■ BRANO PROPOSTO ■

Vaso di Pandora

Da Burroughs a Christiane F. Il fascino oscuro dell’eroina

William S. Burroughs occupa un posto preminente in una schiera di intellettuali volutamente irregolari e contestatori dell’ordine costituito: Corso, Ferlinghetti, Ginsburg, Timothy Leary.

 Questi incontra Burroughs anche durante  la sua detenzione per possesso di droga in un  penitenziario a bassa sorveglianza e tutto sommato confortevole: scelta della Amministrazione forse dettata da un riguardo al suo acquisito prestigio scientifico e letterario.
Parla dell’incontro – certo non il solo – nel  volume “la fuga”, che parla della sua rocambolesca evasione dal penitenziario.
Non entra in molti dettagli sul personaggio, ma abbiamo motivo di pensare che si tratti del Burroughs a tutti noto,  da come si esprime – sempre citato da Leary – sull’eroina: “L’identificazione diventa completa. Non posso più distinguere la donna dalla droga. Tutto era Lei, ogni cellula del mio corpo sussurrava il Suo nome. Bisogna proprio aver rispetto per Lady Eroina! Come ogni altra donna è una Dea quando è amata ma una puttana quando se ne abusa”.

■ CONSEGNA A ■
Cita per favore dal brano proposto il tratto che va da "William S. Burroughs" fino a "scientifico e letterario.", senza alcuna modifica.
■ CONSEGNA B ■
Indica se ciascuna affermazione concorda con il brano proposto, rispondendo sì o no e riportando tra virgolette le parole del brano che lo dimostrano. (i) Il penitenziario descritto era a bassa sorveglianza. (ii) Il volume in cui si parla dell'incontro si intitola "la fuga". (iii) Nella citazione sull'eroina, ogni donna è sempre una Dea, in ogni caso.

■ Dati di analisi del layout dei documenti ■
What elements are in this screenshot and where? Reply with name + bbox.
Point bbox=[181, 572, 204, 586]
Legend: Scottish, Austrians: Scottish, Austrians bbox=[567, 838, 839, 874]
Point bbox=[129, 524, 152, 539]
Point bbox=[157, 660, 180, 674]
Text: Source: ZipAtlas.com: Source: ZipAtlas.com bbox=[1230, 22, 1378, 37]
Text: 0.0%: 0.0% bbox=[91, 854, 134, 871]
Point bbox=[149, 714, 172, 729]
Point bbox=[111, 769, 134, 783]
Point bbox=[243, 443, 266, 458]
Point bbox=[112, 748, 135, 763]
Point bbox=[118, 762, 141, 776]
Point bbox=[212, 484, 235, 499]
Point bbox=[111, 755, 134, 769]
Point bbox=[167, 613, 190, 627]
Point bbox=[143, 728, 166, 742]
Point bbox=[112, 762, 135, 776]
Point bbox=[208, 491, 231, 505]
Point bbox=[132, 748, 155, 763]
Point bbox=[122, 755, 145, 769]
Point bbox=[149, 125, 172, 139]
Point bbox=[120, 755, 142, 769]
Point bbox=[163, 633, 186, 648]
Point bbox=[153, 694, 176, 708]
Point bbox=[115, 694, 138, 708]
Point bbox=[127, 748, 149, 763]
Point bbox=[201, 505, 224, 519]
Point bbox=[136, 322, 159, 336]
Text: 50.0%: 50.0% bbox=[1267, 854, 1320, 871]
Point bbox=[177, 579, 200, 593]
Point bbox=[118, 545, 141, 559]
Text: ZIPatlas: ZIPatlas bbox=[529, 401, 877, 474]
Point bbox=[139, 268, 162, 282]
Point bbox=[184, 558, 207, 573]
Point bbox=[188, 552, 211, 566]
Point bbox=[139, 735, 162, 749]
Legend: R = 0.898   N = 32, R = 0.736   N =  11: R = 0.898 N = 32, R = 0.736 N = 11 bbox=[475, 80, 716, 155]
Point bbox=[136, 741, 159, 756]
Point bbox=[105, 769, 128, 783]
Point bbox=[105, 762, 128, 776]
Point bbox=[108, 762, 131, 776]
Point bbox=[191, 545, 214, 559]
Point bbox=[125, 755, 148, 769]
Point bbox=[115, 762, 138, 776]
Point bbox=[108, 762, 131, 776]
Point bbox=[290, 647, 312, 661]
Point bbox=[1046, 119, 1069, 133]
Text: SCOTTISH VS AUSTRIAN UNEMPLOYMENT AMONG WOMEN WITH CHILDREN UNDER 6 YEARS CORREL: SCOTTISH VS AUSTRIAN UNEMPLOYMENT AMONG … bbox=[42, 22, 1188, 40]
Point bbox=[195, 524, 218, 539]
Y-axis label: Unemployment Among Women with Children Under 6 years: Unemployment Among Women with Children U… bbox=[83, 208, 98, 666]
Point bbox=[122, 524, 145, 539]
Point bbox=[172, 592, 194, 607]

■ RISPOSTA A ■
William S. Burroughs occupa un posto preminente in una schiera di intellettuali volutamente irregolari e contestatori dell’ordine costituito: Corso, Ferlinghetti, Ginsburg, Timothy Leary.

 Questi incontra Burroughs anche durante  la sua detenzione per possesso di droga in un  penitenziario a bassa sorveglianza e tutto sommato confortevole: scelta della Amministrazione forse dettata da un riguardo al suo acquisito prestigio scientifico e letterario.

■ RISPOSTA B ■
(i) Sì: «in un penitenziario a bassa sorveglianza e tutto sommato confortevole».
(ii) Sì: «nel volume “la fuga”».
(iii) No: «Come ogni altra donna è una Dea quando è amata ma una puttana quando se ne abusa».